Request:
Reproduce the lines starting with the line that contains "Find all labels, buttons, inputs, and" and going on through the line that contains "nav-contact[interactable]: CONTACT [474,10,534,24]", swapping "interactable" for "clickable" and leaving everything else unchanged.
Begin Records
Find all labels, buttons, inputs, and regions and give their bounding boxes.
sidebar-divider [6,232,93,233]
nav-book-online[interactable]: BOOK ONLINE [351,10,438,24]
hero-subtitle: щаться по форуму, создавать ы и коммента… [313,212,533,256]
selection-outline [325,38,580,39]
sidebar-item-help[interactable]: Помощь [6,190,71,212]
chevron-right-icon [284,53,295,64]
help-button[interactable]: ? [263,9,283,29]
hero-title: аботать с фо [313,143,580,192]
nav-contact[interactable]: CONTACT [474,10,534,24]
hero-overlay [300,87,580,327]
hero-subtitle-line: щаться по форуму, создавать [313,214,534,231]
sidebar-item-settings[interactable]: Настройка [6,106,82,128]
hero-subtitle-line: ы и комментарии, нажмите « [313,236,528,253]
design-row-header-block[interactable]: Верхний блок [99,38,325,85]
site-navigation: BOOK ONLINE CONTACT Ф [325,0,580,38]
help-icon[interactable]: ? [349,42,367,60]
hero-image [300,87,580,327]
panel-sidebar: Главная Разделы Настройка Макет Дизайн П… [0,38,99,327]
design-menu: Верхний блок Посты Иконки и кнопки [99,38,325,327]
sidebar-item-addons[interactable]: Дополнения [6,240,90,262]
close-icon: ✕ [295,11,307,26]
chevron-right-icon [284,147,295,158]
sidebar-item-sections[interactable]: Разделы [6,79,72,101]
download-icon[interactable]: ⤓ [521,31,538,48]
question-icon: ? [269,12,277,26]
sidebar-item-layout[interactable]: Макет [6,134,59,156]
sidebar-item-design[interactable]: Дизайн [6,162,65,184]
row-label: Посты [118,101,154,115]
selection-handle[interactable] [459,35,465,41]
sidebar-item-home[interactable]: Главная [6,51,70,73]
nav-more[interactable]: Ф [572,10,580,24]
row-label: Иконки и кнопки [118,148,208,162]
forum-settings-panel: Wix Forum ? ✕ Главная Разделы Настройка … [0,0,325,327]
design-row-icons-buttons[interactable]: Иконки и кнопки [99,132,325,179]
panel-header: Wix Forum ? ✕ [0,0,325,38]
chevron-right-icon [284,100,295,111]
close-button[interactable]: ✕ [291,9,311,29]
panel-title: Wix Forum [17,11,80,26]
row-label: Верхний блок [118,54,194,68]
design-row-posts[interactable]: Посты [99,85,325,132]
End Records
Begin Records
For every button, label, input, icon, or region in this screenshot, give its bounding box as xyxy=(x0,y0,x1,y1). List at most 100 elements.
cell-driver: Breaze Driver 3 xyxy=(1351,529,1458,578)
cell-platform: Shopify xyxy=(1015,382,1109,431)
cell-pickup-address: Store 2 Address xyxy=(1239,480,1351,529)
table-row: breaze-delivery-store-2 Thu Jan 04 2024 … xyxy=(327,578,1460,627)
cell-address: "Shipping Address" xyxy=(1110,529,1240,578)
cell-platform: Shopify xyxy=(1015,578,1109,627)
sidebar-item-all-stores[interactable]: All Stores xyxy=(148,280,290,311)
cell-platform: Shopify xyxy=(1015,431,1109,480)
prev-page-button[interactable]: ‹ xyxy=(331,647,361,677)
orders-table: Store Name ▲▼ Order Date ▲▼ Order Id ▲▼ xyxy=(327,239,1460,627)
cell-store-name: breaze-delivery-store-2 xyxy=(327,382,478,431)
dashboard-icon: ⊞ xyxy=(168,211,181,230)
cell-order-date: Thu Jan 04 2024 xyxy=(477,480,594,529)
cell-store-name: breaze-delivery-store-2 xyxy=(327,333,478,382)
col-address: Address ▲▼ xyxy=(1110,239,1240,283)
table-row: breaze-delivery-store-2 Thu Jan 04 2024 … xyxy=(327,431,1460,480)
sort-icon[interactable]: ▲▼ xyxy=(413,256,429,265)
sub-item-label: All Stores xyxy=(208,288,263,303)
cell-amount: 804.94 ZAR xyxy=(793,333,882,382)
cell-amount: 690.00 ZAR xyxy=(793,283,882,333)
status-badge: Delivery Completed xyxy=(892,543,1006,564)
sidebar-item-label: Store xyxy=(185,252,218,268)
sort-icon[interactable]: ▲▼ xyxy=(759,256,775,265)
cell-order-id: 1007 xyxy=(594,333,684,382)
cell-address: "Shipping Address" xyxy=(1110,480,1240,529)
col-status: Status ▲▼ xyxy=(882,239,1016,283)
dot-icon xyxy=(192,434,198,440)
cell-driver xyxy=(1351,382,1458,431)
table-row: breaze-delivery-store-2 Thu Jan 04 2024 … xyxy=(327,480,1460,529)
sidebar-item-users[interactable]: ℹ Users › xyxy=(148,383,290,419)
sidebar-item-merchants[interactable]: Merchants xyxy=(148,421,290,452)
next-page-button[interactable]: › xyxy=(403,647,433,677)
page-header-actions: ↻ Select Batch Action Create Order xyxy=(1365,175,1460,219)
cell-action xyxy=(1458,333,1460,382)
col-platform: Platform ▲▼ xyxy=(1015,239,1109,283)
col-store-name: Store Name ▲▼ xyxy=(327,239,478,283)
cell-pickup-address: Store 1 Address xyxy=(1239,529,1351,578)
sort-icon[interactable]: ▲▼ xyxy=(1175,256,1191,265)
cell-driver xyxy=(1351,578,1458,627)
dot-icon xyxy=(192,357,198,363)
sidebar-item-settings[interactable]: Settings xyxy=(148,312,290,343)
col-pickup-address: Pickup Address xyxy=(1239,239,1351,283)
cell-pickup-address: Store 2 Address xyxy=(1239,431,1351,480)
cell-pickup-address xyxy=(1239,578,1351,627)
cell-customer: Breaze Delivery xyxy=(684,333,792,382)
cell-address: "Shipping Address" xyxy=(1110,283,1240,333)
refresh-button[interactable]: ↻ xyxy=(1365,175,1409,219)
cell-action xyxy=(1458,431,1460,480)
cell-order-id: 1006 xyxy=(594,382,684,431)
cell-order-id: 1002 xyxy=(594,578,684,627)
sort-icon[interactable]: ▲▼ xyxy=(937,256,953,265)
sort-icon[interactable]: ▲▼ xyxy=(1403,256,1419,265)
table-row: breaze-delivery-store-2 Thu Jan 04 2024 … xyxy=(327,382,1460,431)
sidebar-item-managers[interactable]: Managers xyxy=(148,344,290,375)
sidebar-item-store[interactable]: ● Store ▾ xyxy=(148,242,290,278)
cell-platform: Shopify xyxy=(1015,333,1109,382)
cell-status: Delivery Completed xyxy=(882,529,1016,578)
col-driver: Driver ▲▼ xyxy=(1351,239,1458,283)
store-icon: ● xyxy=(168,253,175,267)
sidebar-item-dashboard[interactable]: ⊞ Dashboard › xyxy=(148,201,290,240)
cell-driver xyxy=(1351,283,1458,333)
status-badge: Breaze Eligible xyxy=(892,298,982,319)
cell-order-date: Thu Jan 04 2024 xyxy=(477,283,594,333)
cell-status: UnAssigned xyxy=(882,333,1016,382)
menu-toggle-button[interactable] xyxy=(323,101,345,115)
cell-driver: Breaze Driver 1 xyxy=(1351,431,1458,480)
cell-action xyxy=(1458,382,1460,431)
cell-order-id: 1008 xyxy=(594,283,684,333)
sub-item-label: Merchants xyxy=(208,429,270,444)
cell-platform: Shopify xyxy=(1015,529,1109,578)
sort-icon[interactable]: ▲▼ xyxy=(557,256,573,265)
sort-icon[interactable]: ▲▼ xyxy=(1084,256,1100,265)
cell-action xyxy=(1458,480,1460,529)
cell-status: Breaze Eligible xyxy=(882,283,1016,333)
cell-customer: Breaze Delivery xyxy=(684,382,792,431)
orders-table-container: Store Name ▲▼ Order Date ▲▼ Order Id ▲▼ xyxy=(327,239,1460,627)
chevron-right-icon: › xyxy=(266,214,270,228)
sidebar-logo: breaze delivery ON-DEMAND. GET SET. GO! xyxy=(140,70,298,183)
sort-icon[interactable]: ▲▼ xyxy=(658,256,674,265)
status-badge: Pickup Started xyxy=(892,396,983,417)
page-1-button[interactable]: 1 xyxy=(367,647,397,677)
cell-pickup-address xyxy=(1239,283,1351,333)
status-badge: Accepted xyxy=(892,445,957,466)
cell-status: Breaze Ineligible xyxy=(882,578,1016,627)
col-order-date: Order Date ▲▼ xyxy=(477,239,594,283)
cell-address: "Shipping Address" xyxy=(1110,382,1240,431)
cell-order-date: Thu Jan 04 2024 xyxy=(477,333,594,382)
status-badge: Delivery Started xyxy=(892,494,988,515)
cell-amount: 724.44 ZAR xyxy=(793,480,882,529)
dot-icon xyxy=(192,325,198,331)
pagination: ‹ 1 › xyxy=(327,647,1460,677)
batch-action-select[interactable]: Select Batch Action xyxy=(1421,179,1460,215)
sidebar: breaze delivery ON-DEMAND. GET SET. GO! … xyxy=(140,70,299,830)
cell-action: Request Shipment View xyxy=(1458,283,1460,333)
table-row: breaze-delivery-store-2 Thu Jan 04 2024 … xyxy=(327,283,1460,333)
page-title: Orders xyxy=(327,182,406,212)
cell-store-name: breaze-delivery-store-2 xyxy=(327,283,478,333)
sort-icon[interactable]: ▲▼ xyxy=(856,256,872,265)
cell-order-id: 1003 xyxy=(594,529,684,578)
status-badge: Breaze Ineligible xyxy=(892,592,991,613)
End Records
Answer to this task:
Find all labels, buttons, inputs, and regions and give their bounding boxes.
sidebar-divider [6,232,93,233]
nav-book-online[clickable]: BOOK ONLINE [351,10,438,24]
hero-subtitle: щаться по форуму, создавать ы и коммента… [313,212,533,256]
selection-outline [325,38,580,39]
sidebar-item-help[clickable]: Помощь [6,190,71,212]
chevron-right-icon [284,53,295,64]
help-button[clickable]: ? [263,9,283,29]
hero-title: аботать с фо [313,143,580,192]
nav-contact[clickable]: CONTACT [474,10,534,24]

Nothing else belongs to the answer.